# [Direction]
Only lines holding the word "рабочий" should be copied from the material.

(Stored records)
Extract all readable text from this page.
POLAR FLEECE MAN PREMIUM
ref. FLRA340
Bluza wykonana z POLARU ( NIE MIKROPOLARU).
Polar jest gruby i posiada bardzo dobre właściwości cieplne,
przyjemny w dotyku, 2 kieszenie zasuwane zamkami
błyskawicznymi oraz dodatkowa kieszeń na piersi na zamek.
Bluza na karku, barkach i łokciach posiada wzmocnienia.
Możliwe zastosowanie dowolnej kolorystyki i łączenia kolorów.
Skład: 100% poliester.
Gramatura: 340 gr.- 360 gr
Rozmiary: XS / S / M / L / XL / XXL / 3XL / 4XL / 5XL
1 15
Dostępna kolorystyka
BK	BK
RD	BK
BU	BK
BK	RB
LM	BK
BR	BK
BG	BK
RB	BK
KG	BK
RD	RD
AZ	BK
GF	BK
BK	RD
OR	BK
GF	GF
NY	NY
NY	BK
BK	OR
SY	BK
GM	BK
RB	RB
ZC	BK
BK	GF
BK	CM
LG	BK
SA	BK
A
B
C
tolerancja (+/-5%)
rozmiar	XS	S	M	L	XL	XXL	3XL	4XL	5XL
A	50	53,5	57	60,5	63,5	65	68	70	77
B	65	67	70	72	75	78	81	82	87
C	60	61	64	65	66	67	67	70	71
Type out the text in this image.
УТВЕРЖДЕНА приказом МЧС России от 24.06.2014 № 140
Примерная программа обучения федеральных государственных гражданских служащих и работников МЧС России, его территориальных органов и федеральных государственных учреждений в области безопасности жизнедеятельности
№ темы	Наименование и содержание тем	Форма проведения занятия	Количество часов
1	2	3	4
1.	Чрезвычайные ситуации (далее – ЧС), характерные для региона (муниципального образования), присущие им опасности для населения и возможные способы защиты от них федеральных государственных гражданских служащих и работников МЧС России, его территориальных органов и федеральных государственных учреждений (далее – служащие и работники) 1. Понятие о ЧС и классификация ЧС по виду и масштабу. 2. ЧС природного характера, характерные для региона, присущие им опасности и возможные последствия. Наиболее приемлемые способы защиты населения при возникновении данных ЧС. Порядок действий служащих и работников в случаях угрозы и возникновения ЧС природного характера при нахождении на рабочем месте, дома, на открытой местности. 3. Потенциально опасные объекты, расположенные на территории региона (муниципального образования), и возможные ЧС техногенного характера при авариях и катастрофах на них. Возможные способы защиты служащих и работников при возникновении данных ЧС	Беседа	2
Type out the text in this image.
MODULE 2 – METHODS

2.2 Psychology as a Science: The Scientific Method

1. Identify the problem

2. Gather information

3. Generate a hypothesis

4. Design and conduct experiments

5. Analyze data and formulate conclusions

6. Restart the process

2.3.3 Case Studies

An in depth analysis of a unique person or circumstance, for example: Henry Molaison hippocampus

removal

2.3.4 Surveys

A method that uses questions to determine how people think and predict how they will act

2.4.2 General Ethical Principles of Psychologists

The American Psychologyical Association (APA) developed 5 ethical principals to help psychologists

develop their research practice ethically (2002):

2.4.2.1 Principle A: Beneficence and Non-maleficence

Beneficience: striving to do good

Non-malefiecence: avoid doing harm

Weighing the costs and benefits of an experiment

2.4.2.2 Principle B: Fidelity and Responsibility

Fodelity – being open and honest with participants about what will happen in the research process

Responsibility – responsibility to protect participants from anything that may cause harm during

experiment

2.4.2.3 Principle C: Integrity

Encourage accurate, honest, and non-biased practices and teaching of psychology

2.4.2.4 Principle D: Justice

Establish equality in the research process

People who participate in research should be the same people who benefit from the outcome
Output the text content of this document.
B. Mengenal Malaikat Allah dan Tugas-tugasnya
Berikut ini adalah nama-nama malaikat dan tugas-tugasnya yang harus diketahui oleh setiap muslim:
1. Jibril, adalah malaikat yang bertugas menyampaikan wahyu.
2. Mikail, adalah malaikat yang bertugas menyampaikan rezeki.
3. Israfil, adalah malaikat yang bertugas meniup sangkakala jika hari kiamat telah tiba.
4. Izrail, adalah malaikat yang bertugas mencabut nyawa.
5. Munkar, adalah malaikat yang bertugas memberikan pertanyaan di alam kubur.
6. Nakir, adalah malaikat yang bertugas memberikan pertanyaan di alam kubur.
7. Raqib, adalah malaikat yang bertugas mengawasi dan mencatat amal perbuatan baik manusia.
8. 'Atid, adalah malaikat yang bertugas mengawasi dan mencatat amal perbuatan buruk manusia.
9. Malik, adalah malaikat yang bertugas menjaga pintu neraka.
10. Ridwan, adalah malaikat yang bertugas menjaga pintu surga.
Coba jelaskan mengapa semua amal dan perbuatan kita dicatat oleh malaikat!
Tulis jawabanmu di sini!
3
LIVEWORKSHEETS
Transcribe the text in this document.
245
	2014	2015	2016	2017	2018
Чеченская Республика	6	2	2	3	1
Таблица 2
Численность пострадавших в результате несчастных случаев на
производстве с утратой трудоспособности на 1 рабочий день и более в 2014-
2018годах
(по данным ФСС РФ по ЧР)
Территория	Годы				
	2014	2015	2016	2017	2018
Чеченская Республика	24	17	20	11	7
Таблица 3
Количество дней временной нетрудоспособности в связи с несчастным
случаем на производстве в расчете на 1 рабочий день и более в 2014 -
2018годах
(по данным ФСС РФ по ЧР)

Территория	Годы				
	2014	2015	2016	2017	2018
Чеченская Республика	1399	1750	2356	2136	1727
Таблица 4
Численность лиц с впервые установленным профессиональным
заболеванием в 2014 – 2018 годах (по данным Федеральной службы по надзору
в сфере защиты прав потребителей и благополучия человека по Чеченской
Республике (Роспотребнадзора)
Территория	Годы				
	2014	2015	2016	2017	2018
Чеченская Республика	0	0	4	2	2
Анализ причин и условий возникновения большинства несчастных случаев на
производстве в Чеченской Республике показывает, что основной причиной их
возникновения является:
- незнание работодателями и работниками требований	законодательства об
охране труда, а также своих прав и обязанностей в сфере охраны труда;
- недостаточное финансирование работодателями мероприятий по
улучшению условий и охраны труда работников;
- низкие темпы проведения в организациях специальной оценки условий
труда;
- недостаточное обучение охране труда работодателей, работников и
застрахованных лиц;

# [Reply]
производстве с утратой трудоспособности на 1 рабочий день и более в 2014-
случаем на производстве в расчете на 1 рабочий день и более в 2014 -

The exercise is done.